### Records to process
::::

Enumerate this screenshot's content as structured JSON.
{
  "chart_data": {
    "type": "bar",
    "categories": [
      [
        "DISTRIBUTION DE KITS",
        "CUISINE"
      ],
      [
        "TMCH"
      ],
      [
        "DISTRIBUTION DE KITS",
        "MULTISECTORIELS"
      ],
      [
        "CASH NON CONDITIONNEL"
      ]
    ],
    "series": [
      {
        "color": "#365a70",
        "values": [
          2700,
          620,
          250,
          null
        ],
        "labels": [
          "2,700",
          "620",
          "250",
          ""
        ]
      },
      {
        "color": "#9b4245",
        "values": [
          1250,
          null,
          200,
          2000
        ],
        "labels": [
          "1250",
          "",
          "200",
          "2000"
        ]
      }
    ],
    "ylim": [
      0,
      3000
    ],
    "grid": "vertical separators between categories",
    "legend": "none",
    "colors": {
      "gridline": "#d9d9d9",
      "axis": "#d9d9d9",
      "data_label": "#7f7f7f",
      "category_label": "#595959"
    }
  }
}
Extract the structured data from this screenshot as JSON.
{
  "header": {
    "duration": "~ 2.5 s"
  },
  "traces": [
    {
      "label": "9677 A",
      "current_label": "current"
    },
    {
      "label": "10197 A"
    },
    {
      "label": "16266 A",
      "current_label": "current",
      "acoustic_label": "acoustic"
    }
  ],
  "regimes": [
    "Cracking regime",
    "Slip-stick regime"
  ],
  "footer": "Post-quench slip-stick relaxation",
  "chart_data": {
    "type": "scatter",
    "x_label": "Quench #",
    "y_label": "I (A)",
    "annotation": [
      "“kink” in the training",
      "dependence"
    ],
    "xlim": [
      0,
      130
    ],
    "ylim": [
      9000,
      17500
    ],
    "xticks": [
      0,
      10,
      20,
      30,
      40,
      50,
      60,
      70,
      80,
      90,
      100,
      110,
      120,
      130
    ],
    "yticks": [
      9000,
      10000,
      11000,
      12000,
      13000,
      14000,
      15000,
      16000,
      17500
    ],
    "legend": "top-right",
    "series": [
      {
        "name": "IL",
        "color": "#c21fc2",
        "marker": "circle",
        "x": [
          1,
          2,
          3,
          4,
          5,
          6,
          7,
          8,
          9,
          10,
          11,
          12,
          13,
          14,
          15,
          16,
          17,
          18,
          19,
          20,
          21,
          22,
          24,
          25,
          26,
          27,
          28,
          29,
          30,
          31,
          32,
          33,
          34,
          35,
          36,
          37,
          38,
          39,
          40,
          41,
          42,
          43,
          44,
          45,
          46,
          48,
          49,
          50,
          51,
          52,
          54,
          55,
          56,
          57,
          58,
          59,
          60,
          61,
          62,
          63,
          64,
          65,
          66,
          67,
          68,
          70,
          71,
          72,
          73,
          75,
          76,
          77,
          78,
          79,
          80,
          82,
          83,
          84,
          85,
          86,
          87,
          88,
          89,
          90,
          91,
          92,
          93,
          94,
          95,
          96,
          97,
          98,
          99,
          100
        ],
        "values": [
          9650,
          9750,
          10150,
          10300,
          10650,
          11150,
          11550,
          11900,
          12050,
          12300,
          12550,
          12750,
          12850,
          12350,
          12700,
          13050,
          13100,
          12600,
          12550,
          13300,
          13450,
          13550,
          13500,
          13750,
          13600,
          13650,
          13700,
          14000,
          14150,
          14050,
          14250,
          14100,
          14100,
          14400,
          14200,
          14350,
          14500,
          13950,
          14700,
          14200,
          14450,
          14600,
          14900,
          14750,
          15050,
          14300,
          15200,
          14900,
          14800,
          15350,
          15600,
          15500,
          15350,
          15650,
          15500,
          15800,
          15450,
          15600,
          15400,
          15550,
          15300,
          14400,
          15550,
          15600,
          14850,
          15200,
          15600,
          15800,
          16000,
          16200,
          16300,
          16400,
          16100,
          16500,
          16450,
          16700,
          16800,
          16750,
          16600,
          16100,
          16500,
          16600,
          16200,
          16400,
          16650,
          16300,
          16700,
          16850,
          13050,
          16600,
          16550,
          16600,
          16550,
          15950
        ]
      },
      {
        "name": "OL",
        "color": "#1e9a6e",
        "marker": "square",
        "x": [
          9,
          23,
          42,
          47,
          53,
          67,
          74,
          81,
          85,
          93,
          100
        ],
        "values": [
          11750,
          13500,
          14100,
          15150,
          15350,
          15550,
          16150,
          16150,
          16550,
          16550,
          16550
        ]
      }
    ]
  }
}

::::

### Task description
From the records above, pull out every line containing the word "structured".

### Full output
Enumerate this screenshot's content as structured JSON.
Extract the structured data from this screenshot as JSON.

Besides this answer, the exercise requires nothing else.